-- START OF Dataset entries --

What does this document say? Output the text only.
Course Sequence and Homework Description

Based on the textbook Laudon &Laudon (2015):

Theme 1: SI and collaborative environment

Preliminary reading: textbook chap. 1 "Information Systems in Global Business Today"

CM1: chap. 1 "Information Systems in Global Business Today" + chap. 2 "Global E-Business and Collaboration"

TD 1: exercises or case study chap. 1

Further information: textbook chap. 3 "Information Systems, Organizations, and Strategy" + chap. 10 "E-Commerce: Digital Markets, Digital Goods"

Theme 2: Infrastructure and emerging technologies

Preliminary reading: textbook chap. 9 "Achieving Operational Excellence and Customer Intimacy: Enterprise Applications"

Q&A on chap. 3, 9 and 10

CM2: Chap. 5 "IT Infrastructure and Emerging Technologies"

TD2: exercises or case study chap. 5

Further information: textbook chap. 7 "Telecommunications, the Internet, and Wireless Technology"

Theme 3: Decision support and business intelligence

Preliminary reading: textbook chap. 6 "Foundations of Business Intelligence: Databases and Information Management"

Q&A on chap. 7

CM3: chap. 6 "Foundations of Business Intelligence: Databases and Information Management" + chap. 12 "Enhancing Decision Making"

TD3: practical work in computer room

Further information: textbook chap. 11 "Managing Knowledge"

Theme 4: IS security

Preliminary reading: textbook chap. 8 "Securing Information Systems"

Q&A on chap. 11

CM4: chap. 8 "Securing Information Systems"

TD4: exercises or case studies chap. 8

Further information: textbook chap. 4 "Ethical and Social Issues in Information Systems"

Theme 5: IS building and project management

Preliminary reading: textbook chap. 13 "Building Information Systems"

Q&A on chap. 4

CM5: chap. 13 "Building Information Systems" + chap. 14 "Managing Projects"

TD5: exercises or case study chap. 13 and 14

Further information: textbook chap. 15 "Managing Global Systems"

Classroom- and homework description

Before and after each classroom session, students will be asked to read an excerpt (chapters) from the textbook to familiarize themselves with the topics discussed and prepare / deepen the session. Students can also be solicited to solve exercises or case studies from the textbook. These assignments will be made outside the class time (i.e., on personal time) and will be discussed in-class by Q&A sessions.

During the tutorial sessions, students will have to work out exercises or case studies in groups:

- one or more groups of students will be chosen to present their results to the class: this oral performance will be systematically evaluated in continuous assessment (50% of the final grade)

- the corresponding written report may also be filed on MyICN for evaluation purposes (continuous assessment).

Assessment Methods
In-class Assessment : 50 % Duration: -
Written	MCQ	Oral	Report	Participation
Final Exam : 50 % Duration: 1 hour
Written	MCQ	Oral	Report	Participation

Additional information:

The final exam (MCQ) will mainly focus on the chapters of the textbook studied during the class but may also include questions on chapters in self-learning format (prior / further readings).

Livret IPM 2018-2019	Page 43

-- END OF Dataset entries --

* _Exercise aim_:
Return from the data every line that holds "Foundations".

* _Solution below_:
Preliminary reading: textbook chap. 6 "Foundations of Business Intelligence: Databases and Information Management"
CM3: chap. 6 "Foundations of Business Intelligence: Databases and Information Management" + chap. 12 "Enhancing Decision Making"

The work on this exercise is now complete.